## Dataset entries
↓↓↓
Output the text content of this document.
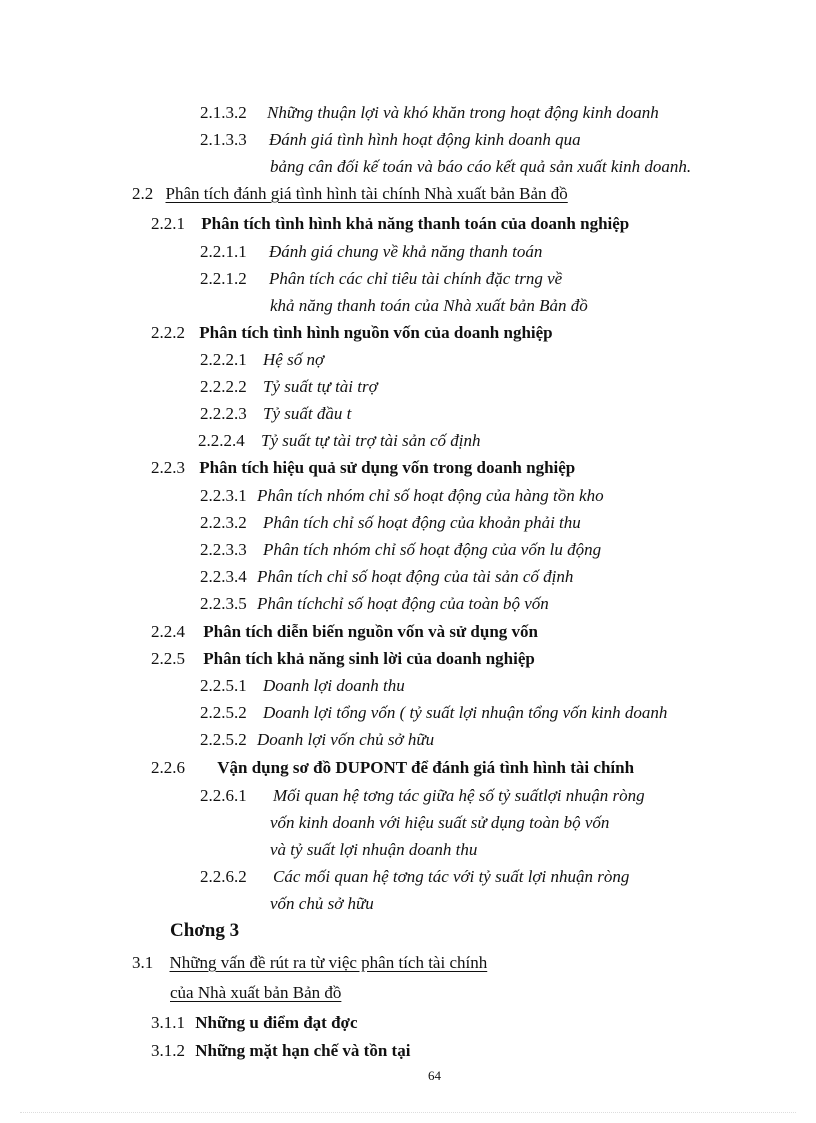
2.1.3.2 Những thuận lợi và khó khăn trong hoạt động kinh doanh
2.1.3.3 Đánh giá tình hình hoạt động kinh doanh qua
bảng cân đối kế toán và báo cáo kết quả sản xuất kinh doanh.
2.2 Phân tích đánh giá tình hình tài chính Nhà xuất bản Bản đồ
2.2.1 Phân tích tình hình khả năng thanh toán của doanh nghiệp
2.2.1.1 Đánh giá chung về khả năng thanh toán
2.2.1.2 Phân tích các chỉ tiêu tài chính đặc trng về
khả năng thanh toán của Nhà xuất bản Bản đồ
2.2.2 Phân tích tình hình nguồn vốn của doanh nghiệp
2.2.2.1 Hệ số nợ
2.2.2.2 Tỷ suất tự tài trợ
2.2.2.3 Tỷ suất đầu t
2.2.2.4 Tỷ suất tự tài trợ tài sản cố định
2.2.3 Phân tích hiệu quả sử dụng vốn trong doanh nghiệp
2.2.3.1 Phân tích nhóm chỉ số hoạt động của hàng tồn kho
2.2.3.2 Phân tích chỉ số hoạt động của khoản phải thu
2.2.3.3 Phân tích nhóm chỉ số hoạt động của vốn lu động
2.2.3.4 Phân tích chỉ số hoạt động của tài sản cố định
2.2.3.5 Phân tíchchỉ số hoạt động của toàn bộ vốn
2.2.4 Phân tích diễn biến nguồn vốn và sử dụng vốn
2.2.5 Phân tích khả năng sinh lời của doanh nghiệp
2.2.5.1 Doanh lợi doanh thu
2.2.5.2 Doanh lợi tổng vốn ( tỷ suất lợi nhuận tổng vốn kinh doanh
2.2.5.2 Doanh lợi vốn chủ sở hữu
2.2.6 Vận dụng sơ đồ DUPONT để đánh giá tình hình tài chính
2.2.6.1 Mối quan hệ tơng tác giữa hệ số tỷ suấtlợi nhuận ròng
vốn kinh doanh với hiệu suất sử dụng toàn bộ vốn
và tỷ suất lợi nhuận doanh thu
2.2.6.2 Các mối quan hệ tơng tác với tỷ suất lợi nhuận ròng
vốn chủ sở hữu
Chơng 3
3.1 Những vấn đề rút ra từ việc phân tích tài chính
của Nhà xuất bản Bản đồ
3.1.1 Những u điểm đạt đợc
3.1.2 Những mặt hạn chế và tồn tại
64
↑↑↑
## What the task asks
Track down every line of the material containing the string "năng", and copy it.

## Problem solution
2.2.1 Phân tích tình hình khả năng thanh toán của doanh nghiệp
2.2.1.1 Đánh giá chung về khả năng thanh toán
khả năng thanh toán của Nhà xuất bản Bản đồ
2.2.5 Phân tích khả năng sinh lời của doanh nghiệp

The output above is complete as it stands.